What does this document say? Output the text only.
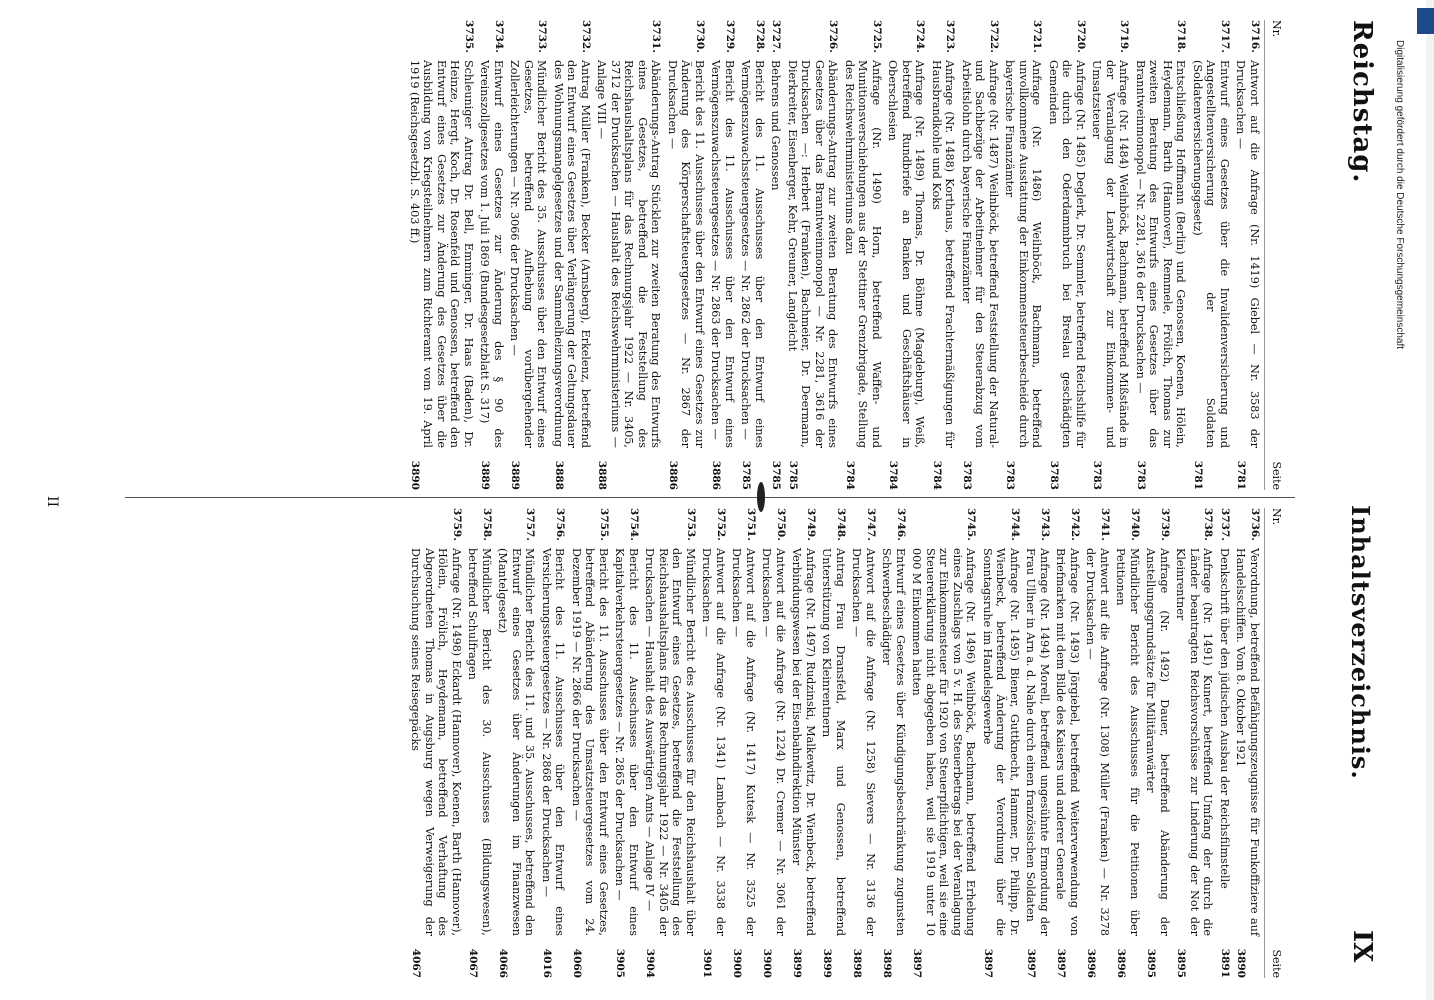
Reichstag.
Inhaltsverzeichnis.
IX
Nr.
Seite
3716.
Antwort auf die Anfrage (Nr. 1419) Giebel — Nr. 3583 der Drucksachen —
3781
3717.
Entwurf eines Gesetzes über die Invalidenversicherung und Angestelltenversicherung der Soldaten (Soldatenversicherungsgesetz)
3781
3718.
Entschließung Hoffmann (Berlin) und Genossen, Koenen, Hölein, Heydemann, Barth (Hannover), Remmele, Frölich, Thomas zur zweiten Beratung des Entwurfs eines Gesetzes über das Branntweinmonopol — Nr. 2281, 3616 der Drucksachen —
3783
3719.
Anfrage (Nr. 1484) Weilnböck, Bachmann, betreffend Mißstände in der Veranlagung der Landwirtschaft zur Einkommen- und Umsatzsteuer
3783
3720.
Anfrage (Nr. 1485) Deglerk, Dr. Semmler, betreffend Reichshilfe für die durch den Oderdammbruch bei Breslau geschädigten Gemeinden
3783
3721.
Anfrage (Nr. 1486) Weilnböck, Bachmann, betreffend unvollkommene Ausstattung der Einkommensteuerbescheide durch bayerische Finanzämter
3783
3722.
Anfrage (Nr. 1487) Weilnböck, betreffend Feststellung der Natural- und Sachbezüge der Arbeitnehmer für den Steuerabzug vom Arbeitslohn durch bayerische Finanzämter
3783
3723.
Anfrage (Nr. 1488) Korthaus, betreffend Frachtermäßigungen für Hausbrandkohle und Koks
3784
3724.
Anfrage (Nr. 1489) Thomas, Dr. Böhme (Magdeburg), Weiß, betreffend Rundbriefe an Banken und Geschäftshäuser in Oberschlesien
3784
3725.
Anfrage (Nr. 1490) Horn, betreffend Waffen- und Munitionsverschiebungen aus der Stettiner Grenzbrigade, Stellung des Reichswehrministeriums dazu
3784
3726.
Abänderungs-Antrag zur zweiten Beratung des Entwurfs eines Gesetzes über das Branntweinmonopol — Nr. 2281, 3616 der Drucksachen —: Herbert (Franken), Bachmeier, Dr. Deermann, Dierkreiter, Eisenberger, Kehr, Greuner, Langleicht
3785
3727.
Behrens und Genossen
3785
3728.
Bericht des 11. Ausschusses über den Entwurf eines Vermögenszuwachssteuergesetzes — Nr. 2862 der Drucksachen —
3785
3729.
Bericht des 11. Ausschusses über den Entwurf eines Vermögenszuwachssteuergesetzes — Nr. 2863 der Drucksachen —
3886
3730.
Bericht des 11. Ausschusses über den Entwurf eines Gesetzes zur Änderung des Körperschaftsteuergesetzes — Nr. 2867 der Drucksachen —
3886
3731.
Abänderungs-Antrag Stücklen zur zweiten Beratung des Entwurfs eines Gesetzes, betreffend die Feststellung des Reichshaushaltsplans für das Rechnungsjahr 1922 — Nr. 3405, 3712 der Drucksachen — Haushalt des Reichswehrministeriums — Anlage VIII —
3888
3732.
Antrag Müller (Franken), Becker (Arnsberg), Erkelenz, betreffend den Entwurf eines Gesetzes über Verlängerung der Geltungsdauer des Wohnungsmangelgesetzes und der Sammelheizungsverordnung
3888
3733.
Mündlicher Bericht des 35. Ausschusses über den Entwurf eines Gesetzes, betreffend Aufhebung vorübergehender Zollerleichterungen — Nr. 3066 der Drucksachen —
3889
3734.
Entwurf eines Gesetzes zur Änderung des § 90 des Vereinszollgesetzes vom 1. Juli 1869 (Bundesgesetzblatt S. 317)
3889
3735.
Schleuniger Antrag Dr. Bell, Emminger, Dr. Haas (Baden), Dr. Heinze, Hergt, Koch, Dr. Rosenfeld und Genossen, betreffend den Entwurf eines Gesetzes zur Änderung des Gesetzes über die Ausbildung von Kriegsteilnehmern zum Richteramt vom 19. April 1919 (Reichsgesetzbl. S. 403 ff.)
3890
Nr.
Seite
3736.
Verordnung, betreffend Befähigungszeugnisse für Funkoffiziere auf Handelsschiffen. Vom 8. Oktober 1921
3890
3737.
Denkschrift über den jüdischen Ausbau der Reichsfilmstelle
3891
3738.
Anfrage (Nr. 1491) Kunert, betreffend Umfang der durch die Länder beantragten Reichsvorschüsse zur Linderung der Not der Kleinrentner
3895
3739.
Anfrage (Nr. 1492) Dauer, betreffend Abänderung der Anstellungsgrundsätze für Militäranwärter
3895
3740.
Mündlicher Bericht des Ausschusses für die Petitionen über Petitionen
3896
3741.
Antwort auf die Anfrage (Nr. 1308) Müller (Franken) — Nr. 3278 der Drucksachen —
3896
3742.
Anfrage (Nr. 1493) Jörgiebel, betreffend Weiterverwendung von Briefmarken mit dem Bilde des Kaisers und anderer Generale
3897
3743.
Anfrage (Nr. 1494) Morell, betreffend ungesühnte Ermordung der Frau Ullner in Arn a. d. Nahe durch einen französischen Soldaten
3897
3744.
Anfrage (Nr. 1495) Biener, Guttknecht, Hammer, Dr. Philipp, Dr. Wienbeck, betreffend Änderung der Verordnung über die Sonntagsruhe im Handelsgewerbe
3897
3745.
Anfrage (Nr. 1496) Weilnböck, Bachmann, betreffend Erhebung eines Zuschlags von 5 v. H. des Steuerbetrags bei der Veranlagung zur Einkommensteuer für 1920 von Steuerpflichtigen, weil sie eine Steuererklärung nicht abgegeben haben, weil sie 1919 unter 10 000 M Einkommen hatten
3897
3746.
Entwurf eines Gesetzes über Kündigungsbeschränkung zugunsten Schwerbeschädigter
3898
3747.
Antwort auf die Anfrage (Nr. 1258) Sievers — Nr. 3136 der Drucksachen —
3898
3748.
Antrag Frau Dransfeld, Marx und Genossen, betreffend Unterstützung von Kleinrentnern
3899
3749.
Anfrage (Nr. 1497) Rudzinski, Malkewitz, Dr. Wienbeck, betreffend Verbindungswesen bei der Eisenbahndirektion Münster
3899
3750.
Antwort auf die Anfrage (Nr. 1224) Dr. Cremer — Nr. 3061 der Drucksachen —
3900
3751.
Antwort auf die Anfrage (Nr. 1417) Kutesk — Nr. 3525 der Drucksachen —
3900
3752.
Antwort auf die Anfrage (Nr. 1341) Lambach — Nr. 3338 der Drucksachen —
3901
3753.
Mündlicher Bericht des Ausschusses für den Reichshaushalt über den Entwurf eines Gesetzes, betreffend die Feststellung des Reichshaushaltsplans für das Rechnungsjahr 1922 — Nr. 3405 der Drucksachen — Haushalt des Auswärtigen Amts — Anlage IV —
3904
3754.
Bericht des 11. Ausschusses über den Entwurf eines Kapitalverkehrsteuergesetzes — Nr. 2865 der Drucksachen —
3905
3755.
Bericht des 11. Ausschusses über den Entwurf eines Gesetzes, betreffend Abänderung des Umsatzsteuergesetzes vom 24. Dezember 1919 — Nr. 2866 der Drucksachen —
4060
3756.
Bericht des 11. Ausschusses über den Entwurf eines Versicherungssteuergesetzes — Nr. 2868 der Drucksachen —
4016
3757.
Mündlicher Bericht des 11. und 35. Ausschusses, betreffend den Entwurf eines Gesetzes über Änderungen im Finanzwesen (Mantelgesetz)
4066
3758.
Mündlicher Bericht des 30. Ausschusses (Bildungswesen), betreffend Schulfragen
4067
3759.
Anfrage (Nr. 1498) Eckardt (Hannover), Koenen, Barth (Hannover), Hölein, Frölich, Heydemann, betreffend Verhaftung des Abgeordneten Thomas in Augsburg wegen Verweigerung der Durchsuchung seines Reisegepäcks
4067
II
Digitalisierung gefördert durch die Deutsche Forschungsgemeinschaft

● ● ● ● ●

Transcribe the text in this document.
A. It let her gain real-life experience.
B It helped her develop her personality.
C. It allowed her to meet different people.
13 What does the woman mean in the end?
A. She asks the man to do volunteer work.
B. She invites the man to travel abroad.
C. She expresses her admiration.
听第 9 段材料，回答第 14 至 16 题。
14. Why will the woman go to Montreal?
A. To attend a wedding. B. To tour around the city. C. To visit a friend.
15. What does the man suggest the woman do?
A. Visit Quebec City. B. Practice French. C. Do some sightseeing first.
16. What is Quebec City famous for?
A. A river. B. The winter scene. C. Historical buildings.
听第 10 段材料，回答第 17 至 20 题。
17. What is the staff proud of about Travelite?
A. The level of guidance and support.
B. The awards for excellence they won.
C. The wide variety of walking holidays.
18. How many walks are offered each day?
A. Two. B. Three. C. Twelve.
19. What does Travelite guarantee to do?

● ● ● ● ●

### Direction
Pull out each line of the records holding the string "Branntweinmonopol".

### Reply to the task
Entschließung Hoffmann (Berlin) und Genossen, Koenen, Hölein, Heydemann, Barth (Hannover), Remmele, Frölich, Thomas zur zweiten Beratung des Entwurfs eines Gesetzes über das Branntweinmonopol — Nr. 2281, 3616 der Drucksachen —
Abänderungs-Antrag zur zweiten Beratung des Entwurfs eines Gesetzes über das Branntweinmonopol — Nr. 2281, 3616 der Drucksachen —: Herbert (Franken), Bachmeier, Dr. Deermann, Dierkreiter, Eisenberger, Kehr, Greuner, Langleicht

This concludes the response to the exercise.